What you should do =
Write out each line exactly as given. Leave the pictures out of your copy.
BEGIN Stored records
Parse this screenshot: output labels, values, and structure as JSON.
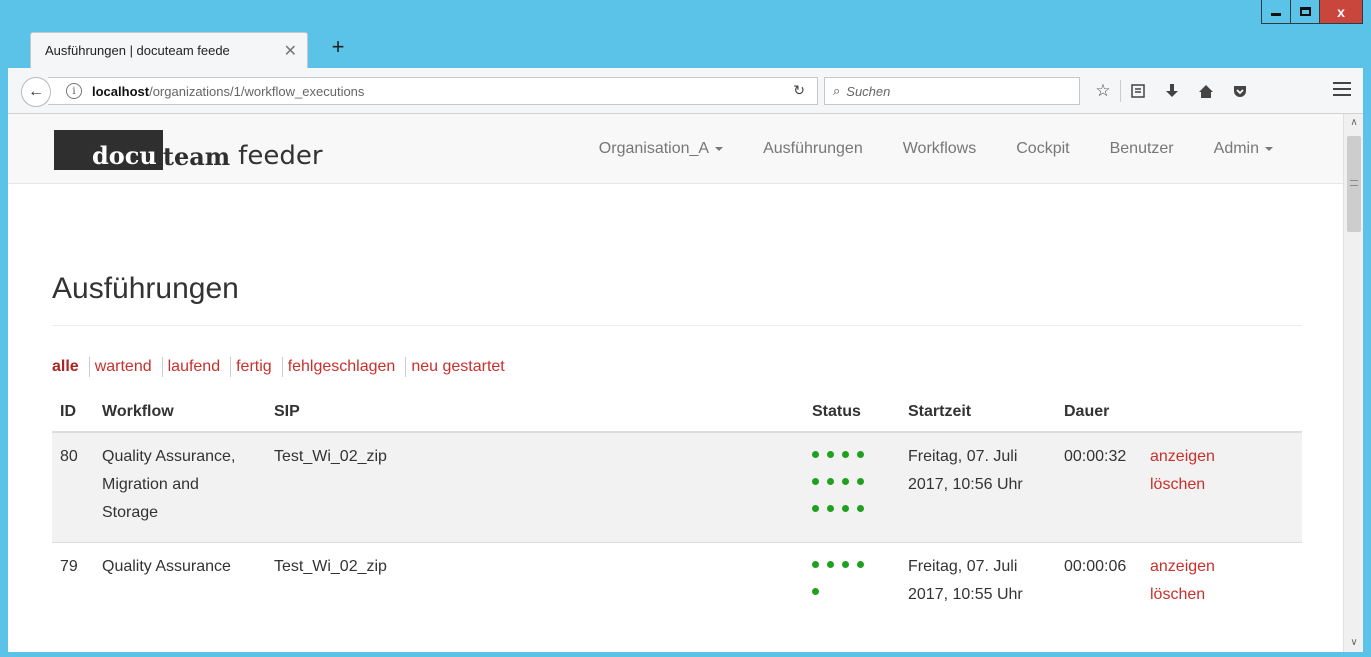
{
  "window": {
    "minimize": "−",
    "maximize": "□",
    "close": "x"
  },
  "tab": {
    "title": "Ausführungen | docuteam feede",
    "close": "✕",
    "new_tab": "+"
  },
  "address": {
    "host": "localhost",
    "path": "/organizations/1/workflow_executions",
    "reload": "C"
  },
  "search": {
    "placeholder": "Suchen"
  },
  "toolbar_icons": [
    "bookmark-star-icon",
    "reading-list-icon",
    "download-icon",
    "home-icon",
    "pocket-icon"
  ],
  "site": {
    "brand_dark": "docu",
    "brand_team": "team",
    "brand_feeder": "feeder",
    "nav": [
      {
        "label": "Organisation_A",
        "dropdown": true
      },
      {
        "label": "Ausführungen",
        "dropdown": false
      },
      {
        "label": "Workflows",
        "dropdown": false
      },
      {
        "label": "Cockpit",
        "dropdown": false
      },
      {
        "label": "Benutzer",
        "dropdown": false
      },
      {
        "label": "Admin",
        "dropdown": true
      }
    ]
  },
  "page": {
    "title": "Ausführungen",
    "filters": [
      "alle",
      "wartend",
      "laufend",
      "fertig",
      "fehlgeschlagen",
      "neu gestartet"
    ],
    "active_filter": "alle",
    "columns": [
      "ID",
      "Workflow",
      "SIP",
      "Status",
      "Startzeit",
      "Dauer",
      ""
    ],
    "rows": [
      {
        "id": "80",
        "workflow": "Quality Assurance, Migration and Storage",
        "sip": "Test_Wi_02_zip",
        "status_dots": 12,
        "startzeit": "Freitag, 07. Juli 2017, 10:56 Uhr",
        "dauer": "00:00:32",
        "show": "anzeigen",
        "delete": "löschen"
      },
      {
        "id": "79",
        "workflow": "Quality Assurance",
        "sip": "Test_Wi_02_zip",
        "status_dots": 5,
        "startzeit": "Freitag, 07. Juli 2017, 10:55 Uhr",
        "dauer": "00:00:06",
        "show": "anzeigen",
        "delete": "löschen"
      }
    ]
  },
  "colors": {
    "accent_red": "#c9302c",
    "status_green": "#1fa01f",
    "frame_blue": "#5cc3e8"
  }
}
END Stored records
Answer to this exercise =
Parse this screenshot: output labels, values, and structure as JSON.
{
  "window": {
    "minimize": "−",
    "maximize": "□",
    "close": "x"
  },
  "tab": {
    "title": "Ausführungen | docuteam feede",
    "close": "✕",
    "new_tab": "+"
  },
  "address": {
    "host": "localhost",
    "path": "/organizations/1/workflow_executions",
    "reload": "C"
  },
  "search": {
    "placeholder": "Suchen"
  },
  "toolbar_icons": [
    "bookmark-star-icon",
    "reading-list-icon",
    "download-icon",
    "home-icon",
    "pocket-icon"
  ],
  "site": {
    "brand_dark": "docu",
    "brand_team": "team",
    "brand_feeder": "feeder",
    "nav": [
      {
        "label": "Organisation_A",
        "dropdown": true
      },
      {
        "label": "Ausführungen",
        "dropdown": false
      },
      {
        "label": "Workflows",
        "dropdown": false
      },
      {
        "label": "Cockpit",
        "dropdown": false
      },
      {
        "label": "Benutzer",
        "dropdown": false
      },
      {
        "label": "Admin",
        "dropdown": true
      }
    ]
  },
  "page": {
    "title": "Ausführungen",
    "filters": [
      "alle",
      "wartend",
      "laufend",
      "fertig",
      "fehlgeschlagen",
      "neu gestartet"
    ],
    "active_filter": "alle",
    "columns": [
      "ID",
      "Workflow",
      "SIP",
      "Status",
      "Startzeit",
      "Dauer",
      ""
    ],
    "rows": [
      {
        "id": "80",
        "workflow": "Quality Assurance, Migration and Storage",
        "sip": "Test_Wi_02_zip",
        "status_dots": 12,
        "startzeit": "Freitag, 07. Juli 2017, 10:56 Uhr",
        "dauer": "00:00:32",
        "show": "anzeigen",
        "delete": "löschen"
      },
      {
        "id": "79",
        "workflow": "Quality Assurance",
        "sip": "Test_Wi_02_zip",
        "status_dots": 5,
        "startzeit": "Freitag, 07. Juli 2017, 10:55 Uhr",
        "dauer": "00:00:06",
        "show": "anzeigen",
        "delete": "löschen"
      }
    ]
  },
  "colors": {
    "accent_red": "#c9302c",
    "status_green": "#1fa01f",
    "frame_blue": "#5cc3e8"
  }
}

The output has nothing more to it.